-- Start Supplied records --
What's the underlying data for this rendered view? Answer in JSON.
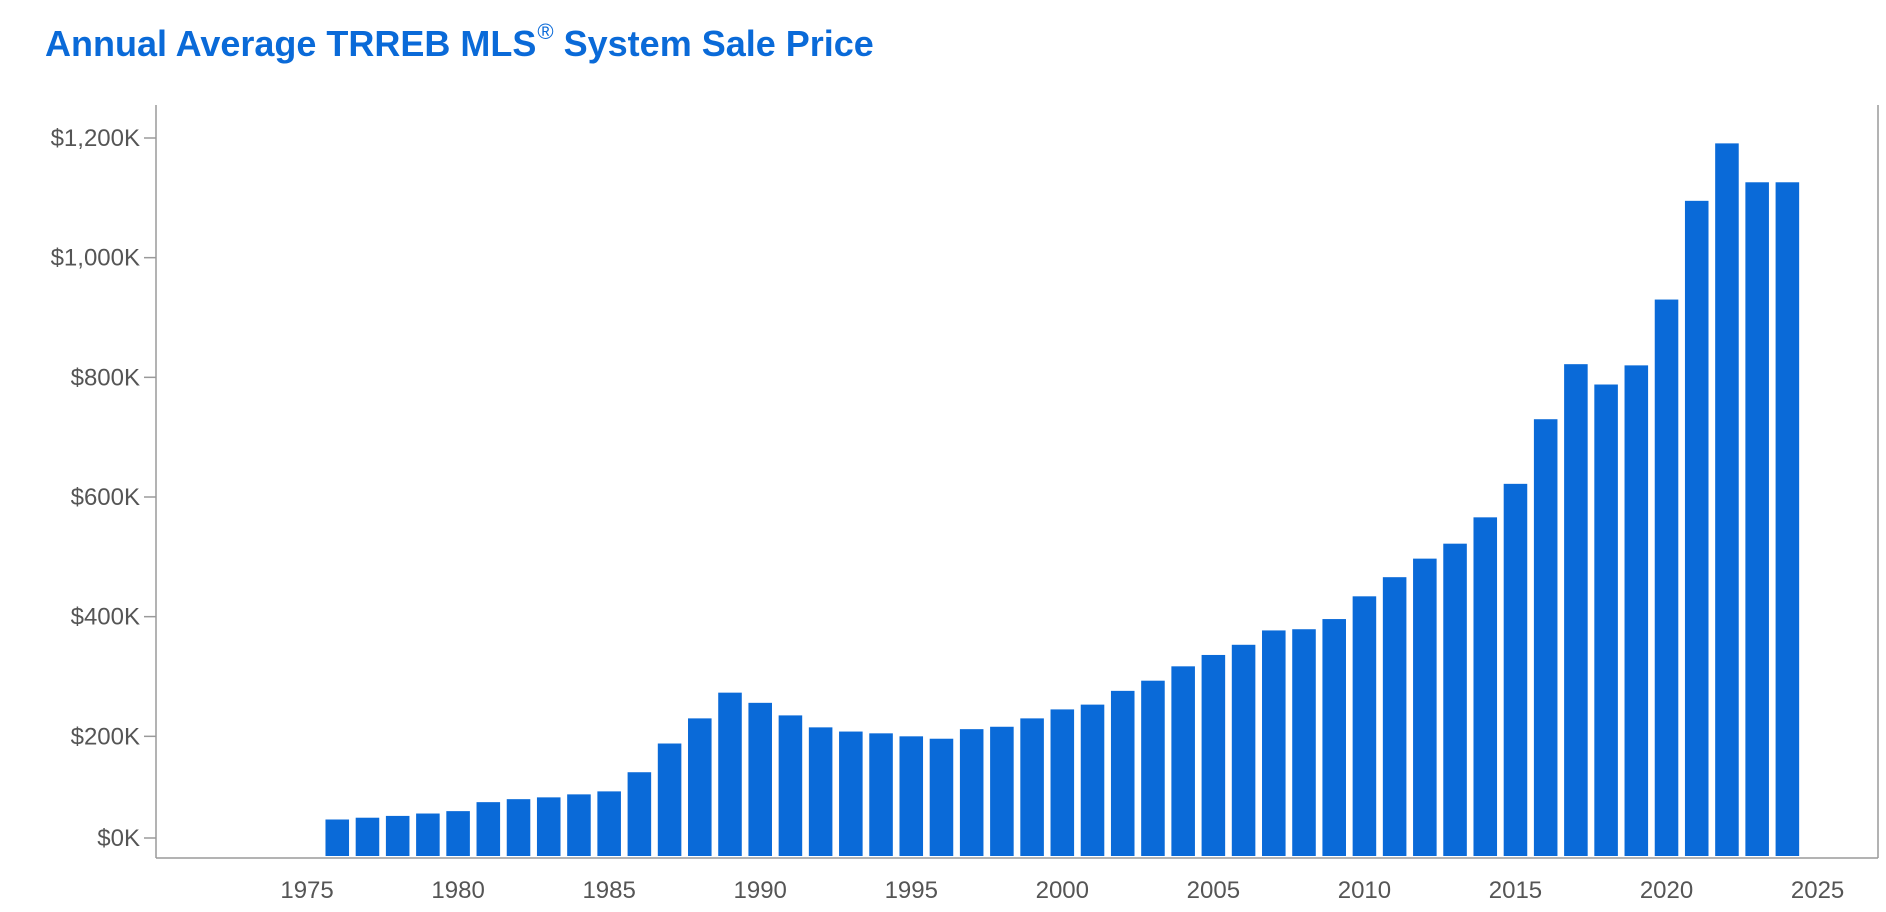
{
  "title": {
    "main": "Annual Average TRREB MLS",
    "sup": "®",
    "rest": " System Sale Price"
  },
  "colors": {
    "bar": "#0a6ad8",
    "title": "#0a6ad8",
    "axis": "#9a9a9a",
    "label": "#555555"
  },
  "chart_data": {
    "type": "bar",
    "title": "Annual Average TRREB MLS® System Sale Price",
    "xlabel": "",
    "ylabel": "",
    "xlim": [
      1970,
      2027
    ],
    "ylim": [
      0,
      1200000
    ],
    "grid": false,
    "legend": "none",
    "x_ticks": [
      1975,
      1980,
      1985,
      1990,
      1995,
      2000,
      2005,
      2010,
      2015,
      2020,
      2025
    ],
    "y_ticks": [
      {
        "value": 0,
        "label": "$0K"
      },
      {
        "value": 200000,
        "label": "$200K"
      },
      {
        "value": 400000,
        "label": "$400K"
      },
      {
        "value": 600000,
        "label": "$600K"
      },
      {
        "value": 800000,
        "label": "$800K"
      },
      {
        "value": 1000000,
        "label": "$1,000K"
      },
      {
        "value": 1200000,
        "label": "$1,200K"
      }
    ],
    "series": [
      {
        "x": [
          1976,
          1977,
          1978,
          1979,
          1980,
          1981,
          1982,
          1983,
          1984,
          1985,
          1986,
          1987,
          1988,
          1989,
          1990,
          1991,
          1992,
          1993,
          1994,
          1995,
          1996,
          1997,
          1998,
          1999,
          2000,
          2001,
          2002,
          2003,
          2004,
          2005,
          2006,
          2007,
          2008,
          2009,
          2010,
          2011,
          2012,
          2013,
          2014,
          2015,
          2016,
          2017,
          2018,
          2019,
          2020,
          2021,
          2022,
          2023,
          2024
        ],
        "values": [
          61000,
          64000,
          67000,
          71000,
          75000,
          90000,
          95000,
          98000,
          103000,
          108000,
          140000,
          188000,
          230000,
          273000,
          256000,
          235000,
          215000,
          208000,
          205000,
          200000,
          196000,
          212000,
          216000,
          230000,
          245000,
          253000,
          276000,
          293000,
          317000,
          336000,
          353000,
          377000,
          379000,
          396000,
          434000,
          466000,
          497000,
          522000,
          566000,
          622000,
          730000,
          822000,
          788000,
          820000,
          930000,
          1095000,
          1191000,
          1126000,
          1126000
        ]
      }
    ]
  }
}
-- End Supplied records --
-- Start Supplied records --
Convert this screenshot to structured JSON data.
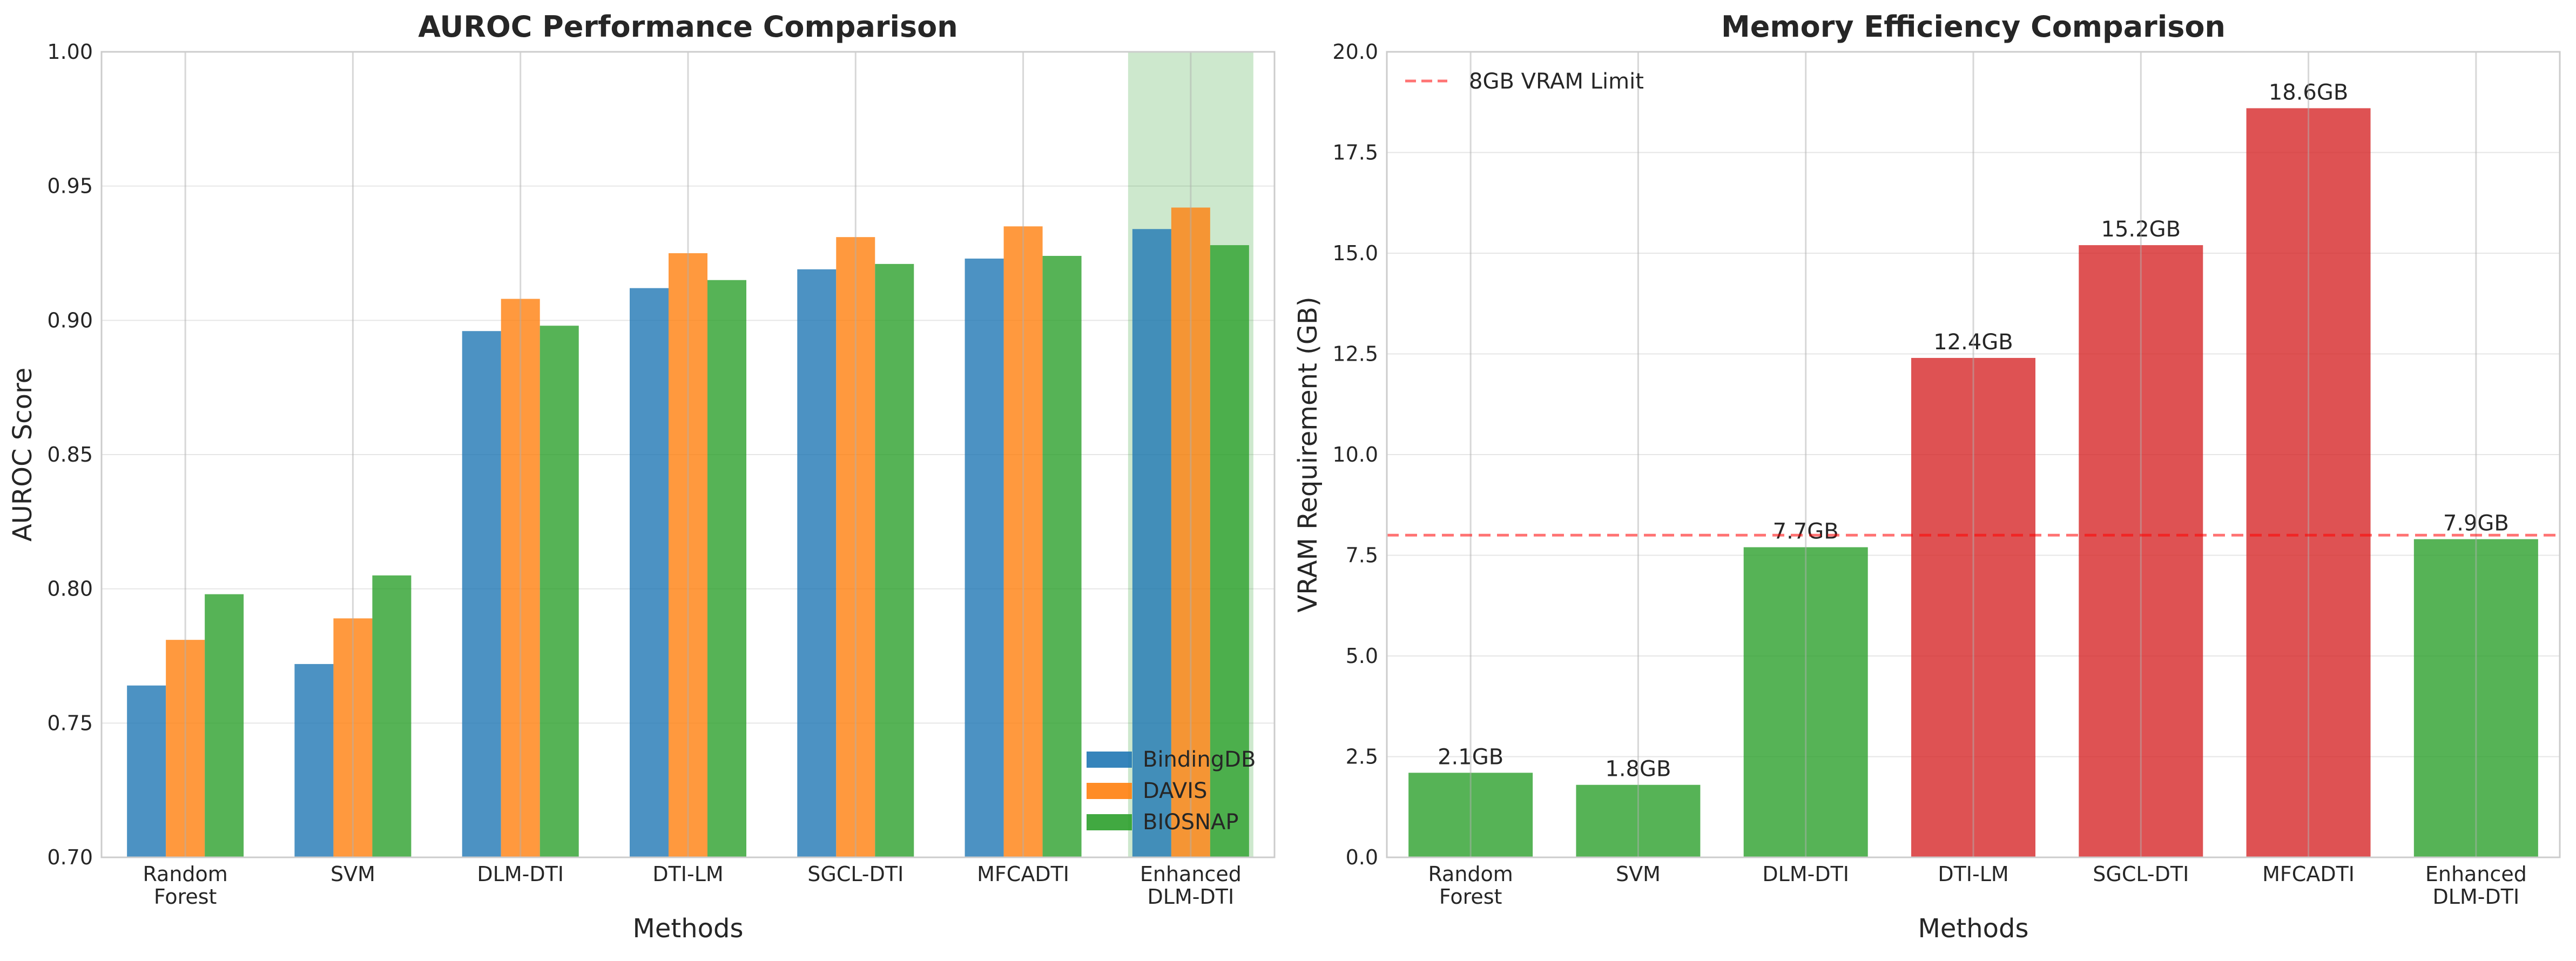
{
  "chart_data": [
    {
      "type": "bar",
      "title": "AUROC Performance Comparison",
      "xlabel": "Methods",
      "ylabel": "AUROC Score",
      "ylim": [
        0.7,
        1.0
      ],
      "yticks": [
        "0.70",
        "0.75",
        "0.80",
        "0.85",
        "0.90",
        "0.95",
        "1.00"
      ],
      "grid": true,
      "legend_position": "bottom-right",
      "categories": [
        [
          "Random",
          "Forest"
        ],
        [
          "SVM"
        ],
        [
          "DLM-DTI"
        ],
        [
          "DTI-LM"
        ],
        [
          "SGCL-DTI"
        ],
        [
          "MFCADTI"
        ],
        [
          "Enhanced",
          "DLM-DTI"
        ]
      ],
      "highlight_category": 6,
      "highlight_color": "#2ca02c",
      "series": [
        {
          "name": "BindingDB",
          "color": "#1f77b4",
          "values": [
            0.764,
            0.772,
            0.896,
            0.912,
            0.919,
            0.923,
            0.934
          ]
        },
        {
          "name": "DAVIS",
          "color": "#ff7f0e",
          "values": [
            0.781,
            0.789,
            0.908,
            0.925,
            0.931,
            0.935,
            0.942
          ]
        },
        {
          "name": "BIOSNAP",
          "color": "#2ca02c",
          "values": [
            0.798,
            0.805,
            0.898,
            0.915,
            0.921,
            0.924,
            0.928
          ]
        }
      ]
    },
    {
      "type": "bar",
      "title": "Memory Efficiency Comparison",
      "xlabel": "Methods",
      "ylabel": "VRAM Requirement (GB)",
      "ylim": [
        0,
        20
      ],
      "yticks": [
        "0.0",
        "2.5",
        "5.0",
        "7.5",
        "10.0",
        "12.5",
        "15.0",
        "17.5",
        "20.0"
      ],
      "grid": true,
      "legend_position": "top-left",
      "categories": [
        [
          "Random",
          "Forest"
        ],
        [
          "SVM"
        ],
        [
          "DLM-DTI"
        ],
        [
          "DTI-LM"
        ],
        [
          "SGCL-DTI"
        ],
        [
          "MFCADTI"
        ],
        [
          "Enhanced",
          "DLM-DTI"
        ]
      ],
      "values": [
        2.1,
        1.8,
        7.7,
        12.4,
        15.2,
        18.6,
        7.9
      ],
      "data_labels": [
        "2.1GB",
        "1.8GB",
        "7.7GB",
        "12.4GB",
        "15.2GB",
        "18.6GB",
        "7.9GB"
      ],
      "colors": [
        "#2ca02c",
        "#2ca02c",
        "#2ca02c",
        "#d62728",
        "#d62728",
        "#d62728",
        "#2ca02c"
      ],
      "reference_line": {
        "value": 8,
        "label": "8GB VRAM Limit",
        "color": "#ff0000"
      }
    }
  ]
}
-- End Supplied records --
What is required: Single out each line of the records above with the string "JSON" in it, and copy it.

Answer:
What's the underlying data for this rendered view? Answer in JSON.
Convert this screenshot to structured JSON data.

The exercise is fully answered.